* **DIRECTIVE**
Isolate every line in the data with the string "Year" and copy it.

*** DATASET EXCERPTS

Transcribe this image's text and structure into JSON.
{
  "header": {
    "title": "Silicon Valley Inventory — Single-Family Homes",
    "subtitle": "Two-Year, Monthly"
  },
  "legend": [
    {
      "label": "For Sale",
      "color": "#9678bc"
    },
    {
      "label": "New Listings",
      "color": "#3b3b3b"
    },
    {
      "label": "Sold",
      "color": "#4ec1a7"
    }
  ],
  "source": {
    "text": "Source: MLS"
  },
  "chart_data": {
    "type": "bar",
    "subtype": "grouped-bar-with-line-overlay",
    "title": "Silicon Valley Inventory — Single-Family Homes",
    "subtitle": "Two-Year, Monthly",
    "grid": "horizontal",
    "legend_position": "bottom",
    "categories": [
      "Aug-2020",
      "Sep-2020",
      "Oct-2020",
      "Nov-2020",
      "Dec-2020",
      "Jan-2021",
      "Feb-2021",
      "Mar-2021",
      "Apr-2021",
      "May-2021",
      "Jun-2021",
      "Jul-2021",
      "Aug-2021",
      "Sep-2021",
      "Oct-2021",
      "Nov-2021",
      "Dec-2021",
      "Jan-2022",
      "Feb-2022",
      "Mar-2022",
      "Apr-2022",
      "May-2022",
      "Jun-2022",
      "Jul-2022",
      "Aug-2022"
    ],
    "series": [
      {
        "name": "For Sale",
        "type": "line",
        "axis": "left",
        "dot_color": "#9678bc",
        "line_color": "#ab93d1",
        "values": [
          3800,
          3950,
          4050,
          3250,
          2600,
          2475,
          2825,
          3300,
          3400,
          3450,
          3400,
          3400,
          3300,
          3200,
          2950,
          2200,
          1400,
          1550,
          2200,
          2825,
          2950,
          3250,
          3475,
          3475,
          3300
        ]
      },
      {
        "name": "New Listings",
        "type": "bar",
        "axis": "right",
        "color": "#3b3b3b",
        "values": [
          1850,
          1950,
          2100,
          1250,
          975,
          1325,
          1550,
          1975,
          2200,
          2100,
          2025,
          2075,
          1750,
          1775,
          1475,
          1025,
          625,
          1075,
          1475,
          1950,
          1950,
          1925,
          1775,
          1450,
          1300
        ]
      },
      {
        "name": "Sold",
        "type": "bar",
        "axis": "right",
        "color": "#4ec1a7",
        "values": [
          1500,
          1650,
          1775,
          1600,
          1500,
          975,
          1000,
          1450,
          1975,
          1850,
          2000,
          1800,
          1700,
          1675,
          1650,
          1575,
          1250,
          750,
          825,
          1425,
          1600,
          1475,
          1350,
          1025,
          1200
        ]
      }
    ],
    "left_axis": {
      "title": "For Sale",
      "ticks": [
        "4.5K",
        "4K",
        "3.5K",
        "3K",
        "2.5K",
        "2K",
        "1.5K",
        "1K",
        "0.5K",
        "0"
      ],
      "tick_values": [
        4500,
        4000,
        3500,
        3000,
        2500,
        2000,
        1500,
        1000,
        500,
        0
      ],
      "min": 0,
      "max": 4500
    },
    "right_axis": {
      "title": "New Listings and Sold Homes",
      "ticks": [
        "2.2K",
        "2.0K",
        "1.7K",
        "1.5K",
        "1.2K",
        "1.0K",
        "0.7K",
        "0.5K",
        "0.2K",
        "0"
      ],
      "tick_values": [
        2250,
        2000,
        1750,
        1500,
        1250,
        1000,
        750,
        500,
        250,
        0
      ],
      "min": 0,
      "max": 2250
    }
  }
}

******

* **TASK SOLUTION**
    "subtitle": "Two-Year, Monthly"
    "subtitle": "Two-Year, Monthly",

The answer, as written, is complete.